Aim =
Keep the images out and copy every entry below exactly.

=== Data shown ===

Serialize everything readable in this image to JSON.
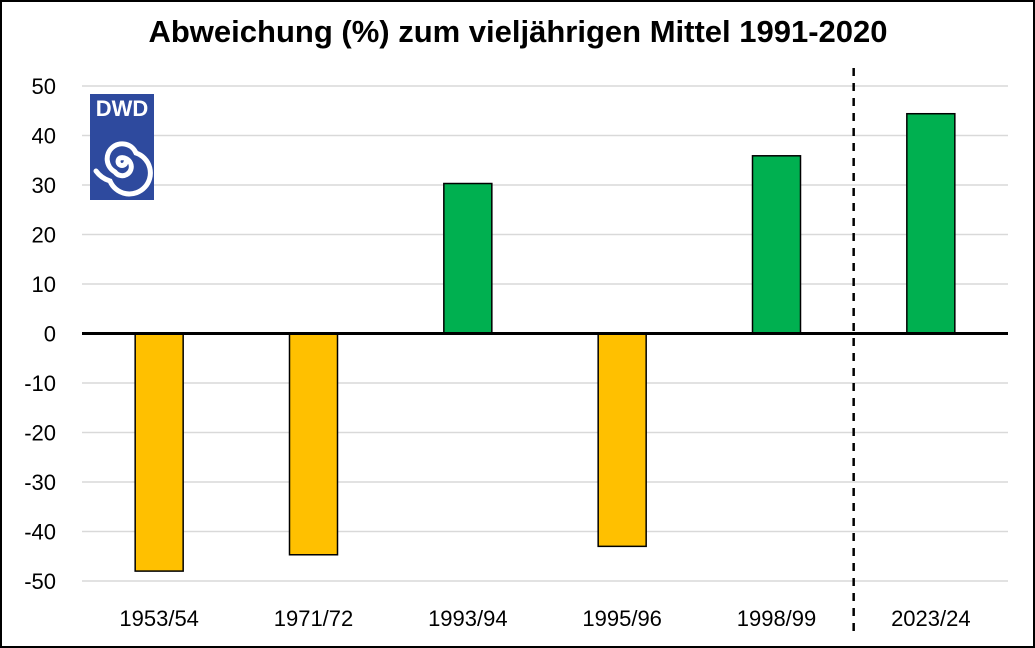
{
  "chart_data": {
    "type": "bar",
    "title": "Abweichung (%) zum vieljährigen Mittel 1991-2020",
    "xlabel": "",
    "ylabel": "",
    "categories": [
      "1953/54",
      "1971/72",
      "1993/94",
      "1995/96",
      "1998/99",
      "2023/24"
    ],
    "values": [
      -48,
      -44.7,
      30.3,
      -43,
      35.9,
      44.4
    ],
    "ylim": [
      -50,
      50
    ],
    "yticks": [
      50,
      40,
      30,
      20,
      10,
      0,
      -10,
      -20,
      -30,
      -40,
      -50
    ],
    "grid": true,
    "legend": "none",
    "colors": {
      "positive": "#00B050",
      "negative": "#FFC000",
      "bar_border": "#000000",
      "grid": "#D9D9D9",
      "zero_line": "#000000",
      "separator": "#000000"
    },
    "separator_between": [
      "1998/99",
      "2023/24"
    ]
  },
  "logo": {
    "text": "DWD",
    "icon": "dwd-spiral-logo-icon",
    "background": "#2E4A9E"
  }
}
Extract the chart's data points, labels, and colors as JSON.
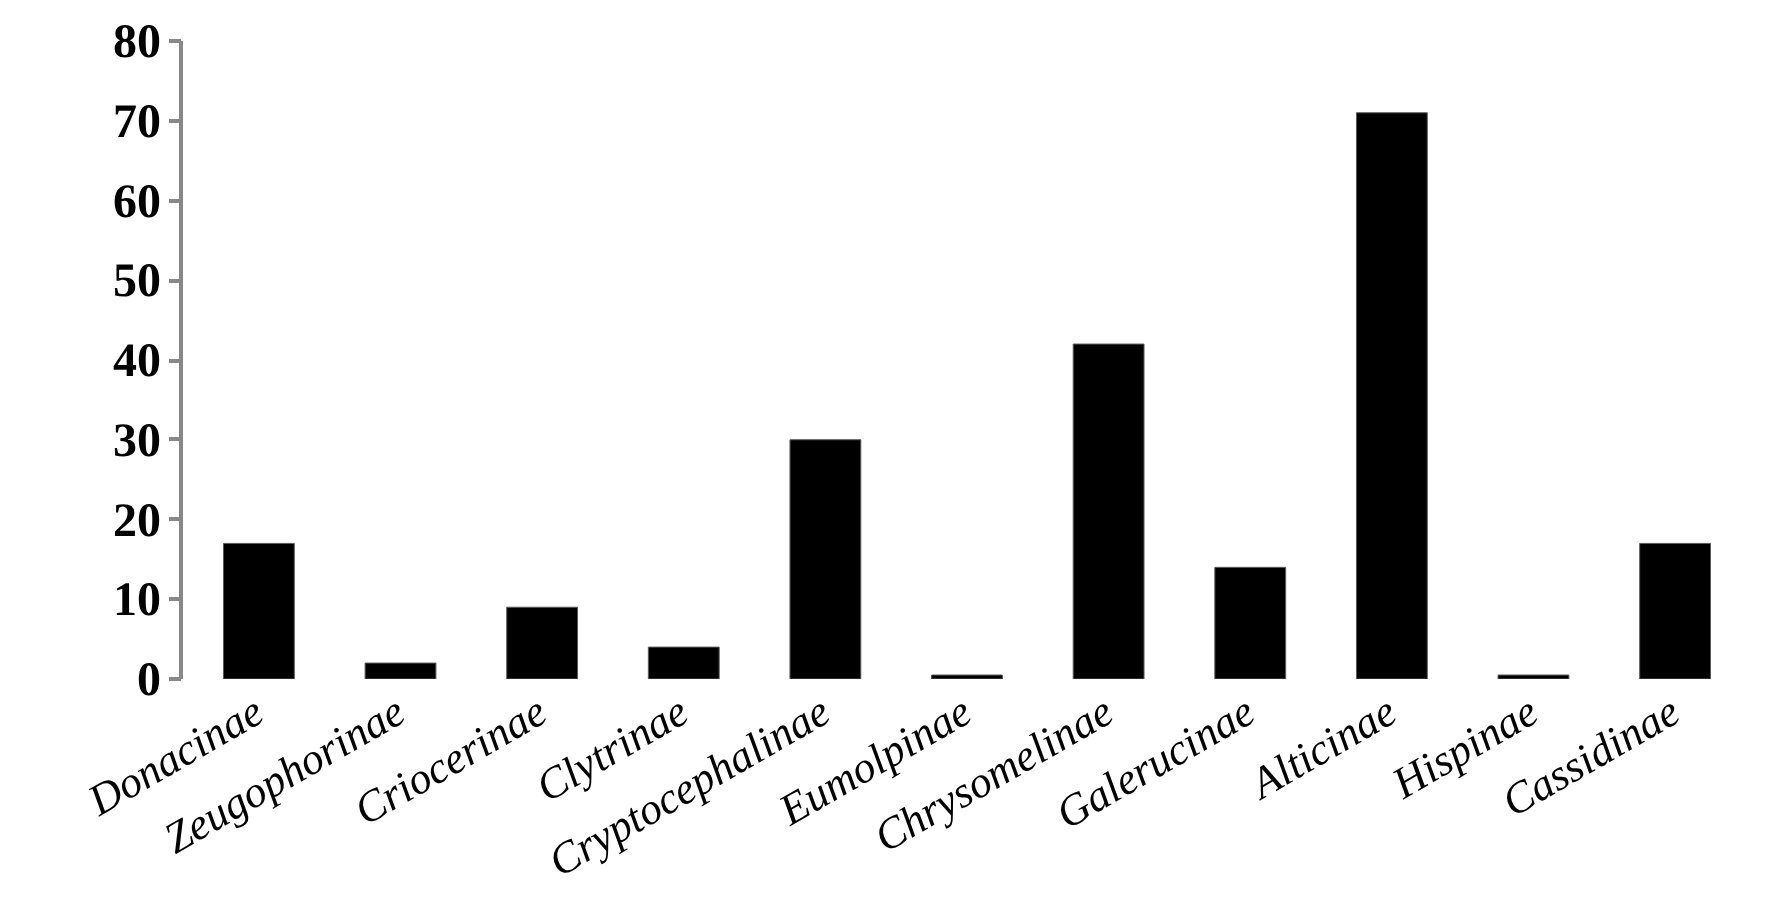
{
  "chart_data": {
    "type": "bar",
    "categories": [
      "Donacinae",
      "Zeugophorinae",
      "Criocerinae",
      "Clytrinae",
      "Cryptocephalinae",
      "Eumolpinae",
      "Chrysomelinae",
      "Galerucinae",
      "Alticinae",
      "Hispinae",
      "Cassidinae"
    ],
    "values": [
      17,
      2,
      9,
      4,
      30,
      0.5,
      42,
      14,
      71,
      0.5,
      17
    ],
    "color": "#000000",
    "ylim": [
      0,
      80
    ],
    "yticks": [
      0,
      10,
      20,
      30,
      40,
      50,
      60,
      70,
      80
    ],
    "grid": false
  }
}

===

Response to the exercise =
Serialize everything readable in this image to JSON.
{
  "chart_data": {
    "type": "bar",
    "title": "Abweichung (%) zum vieljährigen Mittel 1991-2020",
    "xlabel": "",
    "ylabel": "",
    "categories": [
      "1953/54",
      "1971/72",
      "1993/94",
      "1995/96",
      "1998/99",
      "2023/24"
    ],
    "values": [
      -48,
      -44.7,
      30.3,
      -43,
      35.9,
      44.4
    ],
    "ylim": [
      -50,
      50
    ],
    "yticks": [
      50,
      40,
      30,
      20,
      10,
      0,
      -10,
      -20,
      -30,
      -40,
      -50
    ],
    "grid": true,
    "legend": "none",
    "colors": {
      "positive": "#00B050",
      "negative": "#FFC000",
      "bar_border": "#000000",
      "grid": "#D9D9D9",
      "zero_line": "#000000",
      "separator": "#000000"
    },
    "separator_between": [
      "1998/99",
      "2023/24"
    ]
  },
  "logo": {
    "text": "DWD",
    "icon": "dwd-spiral-logo-icon",
    "background": "#2E4A9E"
  }
}
Extract the chart's data points, labels, and colors as JSON.
{
  "chart_data": {
    "type": "bar",
    "categories": [
      "Donacinae",
      "Zeugophorinae",
      "Criocerinae",
      "Clytrinae",
      "Cryptocephalinae",
      "Eumolpinae",
      "Chrysomelinae",
      "Galerucinae",
      "Alticinae",
      "Hispinae",
      "Cassidinae"
    ],
    "values": [
      17,
      2,
      9,
      4,
      30,
      0.5,
      42,
      14,
      71,
      0.5,
      17
    ],
    "color": "#000000",
    "ylim": [
      0,
      80
    ],
    "yticks": [
      0,
      10,
      20,
      30,
      40,
      50,
      60,
      70,
      80
    ],
    "grid": false
  }
}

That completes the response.